- [AIM OF THE TASK] Pull out each line of the records holding the string "Kingdom".

- [ENTRIES SHOWN]
begin

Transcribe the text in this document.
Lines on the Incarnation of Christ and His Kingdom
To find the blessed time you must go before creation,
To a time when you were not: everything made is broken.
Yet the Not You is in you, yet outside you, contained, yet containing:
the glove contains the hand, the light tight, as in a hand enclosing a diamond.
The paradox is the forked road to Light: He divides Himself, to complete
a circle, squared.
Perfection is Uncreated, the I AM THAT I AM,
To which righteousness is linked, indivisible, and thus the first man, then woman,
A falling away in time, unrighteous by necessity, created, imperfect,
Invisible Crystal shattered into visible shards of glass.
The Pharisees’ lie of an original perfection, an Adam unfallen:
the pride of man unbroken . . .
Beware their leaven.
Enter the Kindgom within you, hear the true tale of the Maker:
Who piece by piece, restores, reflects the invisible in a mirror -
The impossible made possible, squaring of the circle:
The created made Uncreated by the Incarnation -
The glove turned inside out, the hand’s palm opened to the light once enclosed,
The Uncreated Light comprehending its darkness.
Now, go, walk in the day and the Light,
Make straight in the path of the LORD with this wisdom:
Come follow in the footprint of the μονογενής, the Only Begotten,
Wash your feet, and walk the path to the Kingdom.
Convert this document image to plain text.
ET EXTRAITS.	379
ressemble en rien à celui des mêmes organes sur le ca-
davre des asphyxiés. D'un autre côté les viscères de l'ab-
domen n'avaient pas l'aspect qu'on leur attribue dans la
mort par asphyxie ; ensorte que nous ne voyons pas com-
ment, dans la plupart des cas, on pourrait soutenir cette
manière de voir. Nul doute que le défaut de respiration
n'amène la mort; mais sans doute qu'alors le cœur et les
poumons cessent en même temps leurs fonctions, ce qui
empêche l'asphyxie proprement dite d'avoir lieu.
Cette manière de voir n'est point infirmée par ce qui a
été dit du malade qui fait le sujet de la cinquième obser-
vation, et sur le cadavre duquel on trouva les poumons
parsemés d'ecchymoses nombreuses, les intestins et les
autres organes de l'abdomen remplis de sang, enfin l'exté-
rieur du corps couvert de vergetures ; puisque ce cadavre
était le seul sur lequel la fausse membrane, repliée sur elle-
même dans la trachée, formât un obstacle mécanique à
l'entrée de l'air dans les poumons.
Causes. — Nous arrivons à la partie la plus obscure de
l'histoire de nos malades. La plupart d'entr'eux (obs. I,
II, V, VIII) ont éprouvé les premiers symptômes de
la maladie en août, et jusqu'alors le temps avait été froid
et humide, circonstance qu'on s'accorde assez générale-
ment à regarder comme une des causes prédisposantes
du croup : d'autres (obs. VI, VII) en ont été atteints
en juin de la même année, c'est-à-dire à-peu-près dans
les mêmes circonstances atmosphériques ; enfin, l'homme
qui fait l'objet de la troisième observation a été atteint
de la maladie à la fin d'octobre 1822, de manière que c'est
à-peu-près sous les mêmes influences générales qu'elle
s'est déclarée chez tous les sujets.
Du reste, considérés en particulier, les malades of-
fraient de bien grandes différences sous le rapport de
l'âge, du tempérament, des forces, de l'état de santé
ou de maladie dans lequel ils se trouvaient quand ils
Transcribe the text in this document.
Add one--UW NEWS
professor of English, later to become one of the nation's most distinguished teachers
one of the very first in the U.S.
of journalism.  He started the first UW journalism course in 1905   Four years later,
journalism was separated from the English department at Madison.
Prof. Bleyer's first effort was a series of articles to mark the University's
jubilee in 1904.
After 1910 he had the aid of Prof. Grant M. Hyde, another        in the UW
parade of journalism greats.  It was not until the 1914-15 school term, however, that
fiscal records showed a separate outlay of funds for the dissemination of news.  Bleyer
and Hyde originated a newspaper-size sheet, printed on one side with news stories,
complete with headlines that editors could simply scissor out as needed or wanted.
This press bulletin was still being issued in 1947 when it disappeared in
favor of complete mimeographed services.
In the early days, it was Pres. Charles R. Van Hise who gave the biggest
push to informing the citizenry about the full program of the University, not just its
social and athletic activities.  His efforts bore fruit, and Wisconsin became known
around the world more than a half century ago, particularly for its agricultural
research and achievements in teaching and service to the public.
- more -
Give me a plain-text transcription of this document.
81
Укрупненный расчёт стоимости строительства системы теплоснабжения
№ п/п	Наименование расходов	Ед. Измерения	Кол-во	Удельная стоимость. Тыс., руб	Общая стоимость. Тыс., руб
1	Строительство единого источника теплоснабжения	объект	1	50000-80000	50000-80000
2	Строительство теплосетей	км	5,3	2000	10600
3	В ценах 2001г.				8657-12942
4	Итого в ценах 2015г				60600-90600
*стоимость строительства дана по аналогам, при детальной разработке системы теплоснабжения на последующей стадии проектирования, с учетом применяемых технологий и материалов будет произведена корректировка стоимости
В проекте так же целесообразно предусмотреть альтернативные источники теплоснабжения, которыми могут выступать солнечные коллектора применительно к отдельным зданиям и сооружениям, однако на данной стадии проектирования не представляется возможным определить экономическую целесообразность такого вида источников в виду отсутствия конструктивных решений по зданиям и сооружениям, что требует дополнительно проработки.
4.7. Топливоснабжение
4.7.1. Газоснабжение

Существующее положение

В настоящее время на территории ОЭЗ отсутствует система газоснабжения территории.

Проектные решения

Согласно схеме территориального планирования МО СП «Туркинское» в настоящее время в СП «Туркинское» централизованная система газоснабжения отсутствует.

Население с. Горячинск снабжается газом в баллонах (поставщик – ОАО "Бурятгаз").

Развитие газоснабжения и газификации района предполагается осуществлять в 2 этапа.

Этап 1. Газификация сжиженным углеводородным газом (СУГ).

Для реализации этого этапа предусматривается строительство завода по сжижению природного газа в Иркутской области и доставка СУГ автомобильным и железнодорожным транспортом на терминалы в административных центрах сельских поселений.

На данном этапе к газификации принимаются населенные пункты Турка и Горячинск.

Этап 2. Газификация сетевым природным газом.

end

- [RESULT BELOW]
Lines on the Incarnation of Christ and His Kingdom
Wash your feet, and walk the path to the Kingdom.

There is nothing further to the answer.